I will design Queues and Capacity as per below diagram.
(All the detailed configuration is present in the end of the blog)
Steps [on rm node]
1. Make Backup of Capacity Scheduler File
sudo cp capacity-scheduler.xml capacity-scheduler.xml.bkp
2. Configure /etc/hadoop/conf/capacity.scheduler.xml as in Appendix
3. Configure Properties in Yarn-site.xml
yarn.resourcemanager.scheduler.class=org.apache.hadoop.yarn.server.resourcemanager.scheduler.capacity.CapacityScheduler
(Enable Capacity Scheduler)
yarn.resourcemanager.scheduler.monitor.enable = true
(Enable Preemption)

> **EXTRACTED DATA**:

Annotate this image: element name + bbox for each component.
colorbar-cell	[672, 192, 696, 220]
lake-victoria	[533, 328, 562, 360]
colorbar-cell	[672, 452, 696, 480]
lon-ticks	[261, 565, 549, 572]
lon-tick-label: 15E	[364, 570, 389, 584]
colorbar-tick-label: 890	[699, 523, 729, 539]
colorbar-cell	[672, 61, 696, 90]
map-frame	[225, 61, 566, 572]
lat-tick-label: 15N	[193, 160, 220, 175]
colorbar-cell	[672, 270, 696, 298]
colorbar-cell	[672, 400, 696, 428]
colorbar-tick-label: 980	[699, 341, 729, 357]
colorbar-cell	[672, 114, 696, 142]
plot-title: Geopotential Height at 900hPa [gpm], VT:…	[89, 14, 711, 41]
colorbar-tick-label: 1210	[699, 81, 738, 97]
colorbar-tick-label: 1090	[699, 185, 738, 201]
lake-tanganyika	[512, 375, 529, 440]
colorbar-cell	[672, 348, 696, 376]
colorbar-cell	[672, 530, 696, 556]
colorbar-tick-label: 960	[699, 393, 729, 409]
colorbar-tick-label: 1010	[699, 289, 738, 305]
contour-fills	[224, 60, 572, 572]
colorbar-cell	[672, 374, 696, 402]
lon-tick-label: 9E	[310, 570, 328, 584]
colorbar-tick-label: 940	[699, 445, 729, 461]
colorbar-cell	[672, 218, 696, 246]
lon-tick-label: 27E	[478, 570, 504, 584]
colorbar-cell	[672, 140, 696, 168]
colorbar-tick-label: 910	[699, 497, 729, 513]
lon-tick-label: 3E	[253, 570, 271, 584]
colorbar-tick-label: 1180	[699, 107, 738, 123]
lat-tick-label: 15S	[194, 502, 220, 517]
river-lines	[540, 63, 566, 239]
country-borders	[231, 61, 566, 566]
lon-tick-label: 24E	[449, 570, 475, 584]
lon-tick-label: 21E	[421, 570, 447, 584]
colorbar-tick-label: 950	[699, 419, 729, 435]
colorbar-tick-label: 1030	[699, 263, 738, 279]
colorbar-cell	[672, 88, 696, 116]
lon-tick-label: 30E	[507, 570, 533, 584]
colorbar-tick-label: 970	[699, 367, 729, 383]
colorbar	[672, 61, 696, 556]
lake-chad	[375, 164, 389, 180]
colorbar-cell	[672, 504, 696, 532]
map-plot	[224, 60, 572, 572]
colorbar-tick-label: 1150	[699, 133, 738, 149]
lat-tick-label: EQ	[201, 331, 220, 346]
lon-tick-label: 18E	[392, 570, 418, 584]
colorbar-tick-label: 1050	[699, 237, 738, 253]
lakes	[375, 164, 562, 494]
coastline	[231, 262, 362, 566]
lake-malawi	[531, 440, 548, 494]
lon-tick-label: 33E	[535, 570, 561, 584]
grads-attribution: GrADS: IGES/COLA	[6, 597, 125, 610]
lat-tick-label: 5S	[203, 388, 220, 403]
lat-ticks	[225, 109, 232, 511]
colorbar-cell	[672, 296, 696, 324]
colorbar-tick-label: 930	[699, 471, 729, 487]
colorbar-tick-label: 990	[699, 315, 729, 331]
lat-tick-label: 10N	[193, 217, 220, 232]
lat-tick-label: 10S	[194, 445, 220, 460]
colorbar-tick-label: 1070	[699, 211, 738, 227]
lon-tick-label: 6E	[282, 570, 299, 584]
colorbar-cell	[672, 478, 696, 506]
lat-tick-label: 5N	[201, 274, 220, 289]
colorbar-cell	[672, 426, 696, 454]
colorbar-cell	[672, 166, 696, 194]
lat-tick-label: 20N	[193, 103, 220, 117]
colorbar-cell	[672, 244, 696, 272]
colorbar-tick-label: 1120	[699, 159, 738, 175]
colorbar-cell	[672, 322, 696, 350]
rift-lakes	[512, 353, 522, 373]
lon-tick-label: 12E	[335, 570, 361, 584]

> **TASK TO CARRY OUT**:
In two sentences, summarize the text on setting up queues and capacity. Use only the text; the entries play no part here.

> **RESULT**:
On the rm node, the capacity-scheduler.xml file is first backed up with a copy command, and /etc/hadoop/conf/capacity.scheduler.xml is then configured as shown in the appendix. Next, properties in Yarn-site.xml are set: the scheduler class is set to the CapacityScheduler to enable the Capacity Scheduler, and yarn.resourcemanager.scheduler.monitor.enable is set to true to enable preemption.